** begin Stored records **
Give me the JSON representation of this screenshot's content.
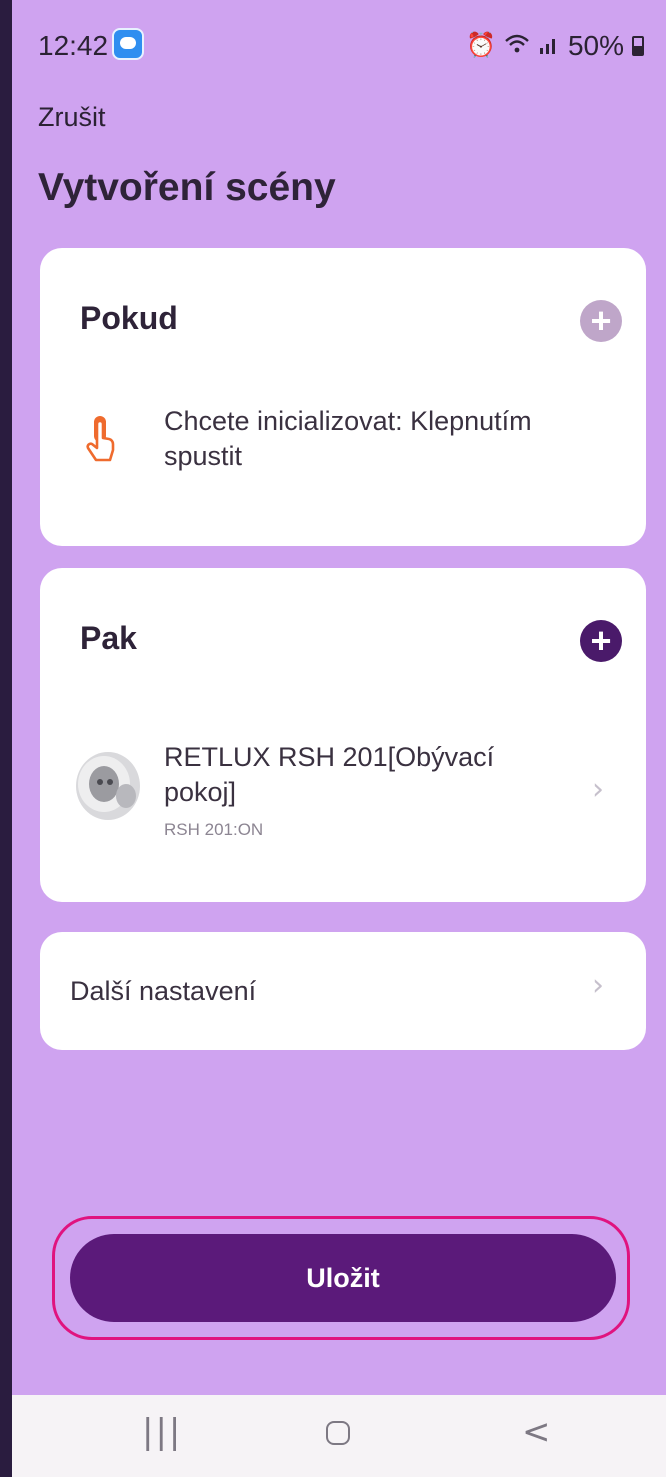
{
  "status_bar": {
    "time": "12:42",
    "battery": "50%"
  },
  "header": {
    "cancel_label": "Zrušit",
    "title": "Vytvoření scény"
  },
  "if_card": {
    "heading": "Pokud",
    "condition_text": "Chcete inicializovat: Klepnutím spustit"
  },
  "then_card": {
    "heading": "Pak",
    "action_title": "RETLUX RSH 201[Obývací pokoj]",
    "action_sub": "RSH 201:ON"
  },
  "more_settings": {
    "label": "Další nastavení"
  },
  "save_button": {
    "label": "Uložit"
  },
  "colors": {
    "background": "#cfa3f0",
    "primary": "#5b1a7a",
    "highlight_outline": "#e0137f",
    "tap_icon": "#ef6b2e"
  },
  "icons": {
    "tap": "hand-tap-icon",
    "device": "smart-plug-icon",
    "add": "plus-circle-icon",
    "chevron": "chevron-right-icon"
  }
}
** end Stored records **
** begin Stored records **
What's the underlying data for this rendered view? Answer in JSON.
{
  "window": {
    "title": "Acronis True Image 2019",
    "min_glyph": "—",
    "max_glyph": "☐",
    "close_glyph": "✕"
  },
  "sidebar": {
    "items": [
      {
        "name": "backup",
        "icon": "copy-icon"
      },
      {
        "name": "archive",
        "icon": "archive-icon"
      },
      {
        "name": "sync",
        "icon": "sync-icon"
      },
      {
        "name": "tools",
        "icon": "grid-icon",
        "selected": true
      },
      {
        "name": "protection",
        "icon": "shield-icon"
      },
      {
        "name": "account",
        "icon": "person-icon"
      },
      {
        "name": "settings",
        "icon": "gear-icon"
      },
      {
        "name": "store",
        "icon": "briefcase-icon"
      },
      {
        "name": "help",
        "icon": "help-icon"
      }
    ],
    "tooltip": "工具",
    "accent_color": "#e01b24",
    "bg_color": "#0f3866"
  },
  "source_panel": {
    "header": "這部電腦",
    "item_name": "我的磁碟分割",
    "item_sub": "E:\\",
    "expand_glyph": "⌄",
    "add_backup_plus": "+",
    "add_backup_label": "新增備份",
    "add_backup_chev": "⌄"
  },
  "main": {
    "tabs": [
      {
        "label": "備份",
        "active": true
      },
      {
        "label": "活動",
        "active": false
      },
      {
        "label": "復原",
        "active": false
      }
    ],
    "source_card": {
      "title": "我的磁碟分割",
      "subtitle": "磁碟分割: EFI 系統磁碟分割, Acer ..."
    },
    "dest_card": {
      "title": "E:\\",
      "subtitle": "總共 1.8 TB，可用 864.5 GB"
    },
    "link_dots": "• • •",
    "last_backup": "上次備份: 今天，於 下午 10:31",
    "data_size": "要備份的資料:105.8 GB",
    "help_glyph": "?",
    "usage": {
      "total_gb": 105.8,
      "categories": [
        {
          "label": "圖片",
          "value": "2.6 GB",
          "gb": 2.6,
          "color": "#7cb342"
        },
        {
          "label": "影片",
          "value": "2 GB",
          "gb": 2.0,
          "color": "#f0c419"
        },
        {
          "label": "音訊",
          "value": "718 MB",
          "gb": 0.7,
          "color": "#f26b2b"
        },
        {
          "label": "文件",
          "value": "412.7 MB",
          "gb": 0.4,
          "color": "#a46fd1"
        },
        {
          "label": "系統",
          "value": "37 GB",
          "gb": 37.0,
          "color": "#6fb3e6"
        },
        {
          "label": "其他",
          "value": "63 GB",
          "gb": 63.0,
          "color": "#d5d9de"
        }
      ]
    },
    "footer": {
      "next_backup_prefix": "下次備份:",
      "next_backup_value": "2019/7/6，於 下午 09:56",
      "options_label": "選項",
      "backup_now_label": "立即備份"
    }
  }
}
** end Stored records **
=== Direction ===
Read the entries and show each line that mentions "JSON".

=== Solution to the exercise ===
Give me the JSON representation of this screenshot's content.
What's the underlying data for this rendered view? Answer in JSON.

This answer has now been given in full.